┌─ Records for this exercise

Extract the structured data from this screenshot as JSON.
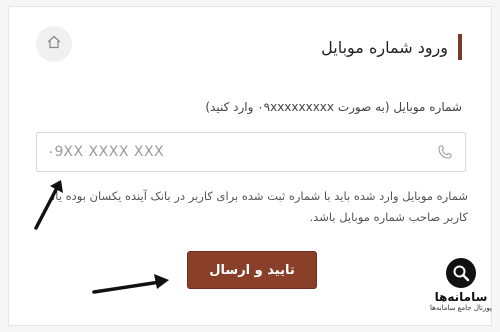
{
  "header": {
    "title": "ورود شماره موبایل",
    "home_icon": "home-icon"
  },
  "form": {
    "label": "شماره موبایل (به صورت ۰۹xxxxxxxxx وارد کنید)",
    "placeholder": "۰9XX XXXX XXX",
    "phone_icon": "phone-icon",
    "help_text": "شماره موبایل وارد شده باید با شماره ثبت شده برای کاربر در بانک آینده یکسان بوده یا، کاربر صاحب شماره موبایل باشد.",
    "submit_label": "تایید و ارسال"
  },
  "watermark": {
    "name": "سامانه‌ها",
    "tagline": "پورتال جامع سامانه‌ها"
  },
  "colors": {
    "accent": "#8a3f28",
    "title_bar": "#7a3a2a"
  }
}
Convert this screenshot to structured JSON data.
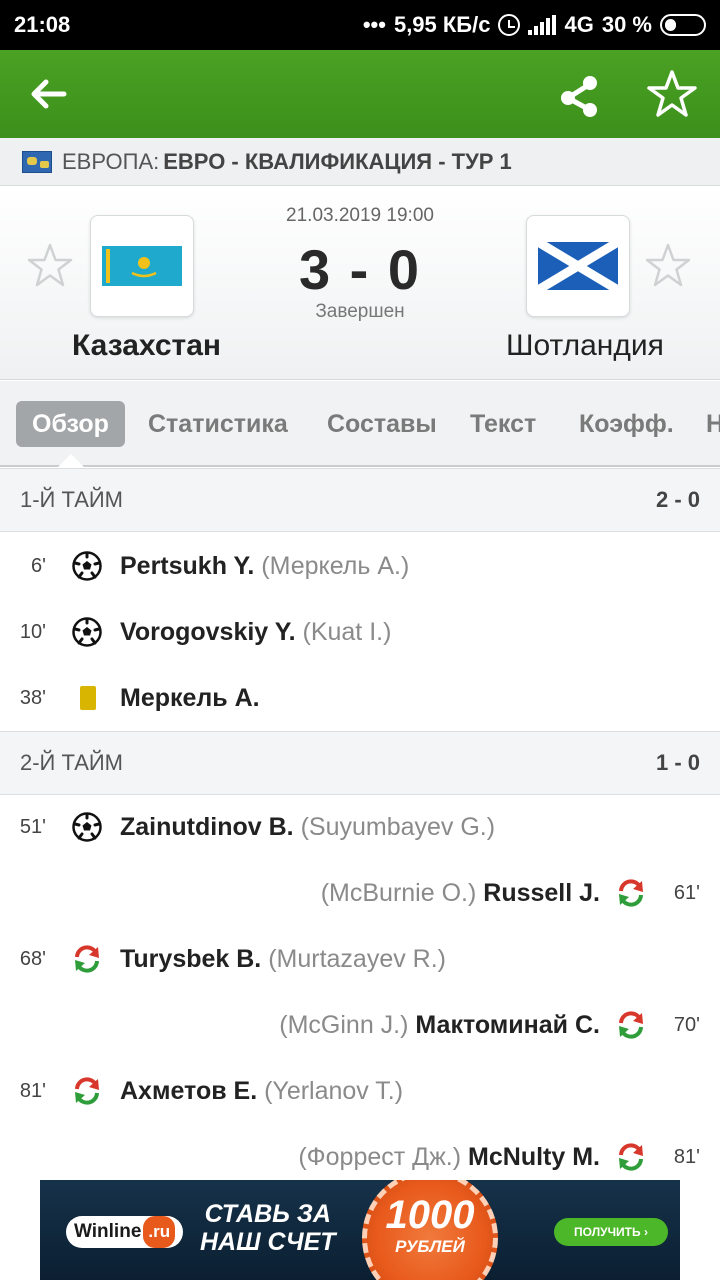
{
  "status_bar": {
    "time": "21:08",
    "dots": "•••",
    "speed": "5,95 КБ/с",
    "network": "4G",
    "battery": "30 %",
    "battery_level": 0.3
  },
  "app_bar": {
    "back_icon": "arrow-left-icon",
    "share_icon": "share-icon",
    "favorite_icon": "star-outline-icon",
    "accent_color": "#3f951e"
  },
  "league": {
    "country": "ЕВРОПА:",
    "competition": "ЕВРО - КВАЛИФИКАЦИЯ - ТУР 1"
  },
  "match": {
    "date": "21.03.2019 19:00",
    "score": "3 - 0",
    "status": "Завершен",
    "home": {
      "name": "Казахстан",
      "flag": "kazakhstan-flag"
    },
    "away": {
      "name": "Шотландия",
      "flag": "scotland-flag"
    }
  },
  "tabs": [
    "Обзор",
    "Статистика",
    "Составы",
    "Текст",
    "Коэфф.",
    "Н"
  ],
  "active_tab": "Обзор",
  "sections": [
    {
      "title": "1-Й ТАЙМ",
      "score": "2 - 0",
      "events": [
        {
          "side": "home",
          "minute": "6'",
          "type": "goal",
          "player": "Pertsukh Y.",
          "assist": "(Меркель А.)"
        },
        {
          "side": "home",
          "minute": "10'",
          "type": "goal",
          "player": "Vorogovskiy Y.",
          "assist": "(Kuat I.)"
        },
        {
          "side": "home",
          "minute": "38'",
          "type": "yellow-card",
          "player": "Меркель А.",
          "assist": ""
        }
      ]
    },
    {
      "title": "2-Й ТАЙМ",
      "score": "1 - 0",
      "events": [
        {
          "side": "home",
          "minute": "51'",
          "type": "goal",
          "player": "Zainutdinov B.",
          "assist": "(Suyumbayev G.)"
        },
        {
          "side": "away",
          "minute": "61'",
          "type": "substitution",
          "player": "Russell J.",
          "assist": "(McBurnie O.)"
        },
        {
          "side": "home",
          "minute": "68'",
          "type": "substitution",
          "player": "Turysbek B.",
          "assist": "(Murtazayev R.)"
        },
        {
          "side": "away",
          "minute": "70'",
          "type": "substitution",
          "player": "Мактоминай С.",
          "assist": "(McGinn J.)"
        },
        {
          "side": "home",
          "minute": "81'",
          "type": "substitution",
          "player": "Ахметов Е.",
          "assist": "(Yerlanov T.)"
        },
        {
          "side": "away",
          "minute": "81'",
          "type": "substitution",
          "player": "McNulty M.",
          "assist": "(Форрест Дж.)"
        }
      ]
    }
  ],
  "ad": {
    "brand": "Winline",
    "brand_suffix": ".ru",
    "slogan_line1": "СТАВЬ ЗА",
    "slogan_line2": "НАШ СЧЕТ",
    "amount": "1000",
    "currency": "РУБЛЕЙ",
    "cta": "ПОЛУЧИТЬ ›"
  }
}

└─

- _Your instructions_: Find and copy every line in the entries above where the string "assist" occurs.

- _Solution to this problem_:
          "assist": "(Меркель А.)"
          "assist": "(Kuat I.)"
          "assist": ""
          "assist": "(Suyumbayev G.)"
          "assist": "(McBurnie O.)"
          "assist": "(Murtazayev R.)"
          "assist": "(McGinn J.)"
          "assist": "(Yerlanov T.)"
          "assist": "(Форрест Дж.)"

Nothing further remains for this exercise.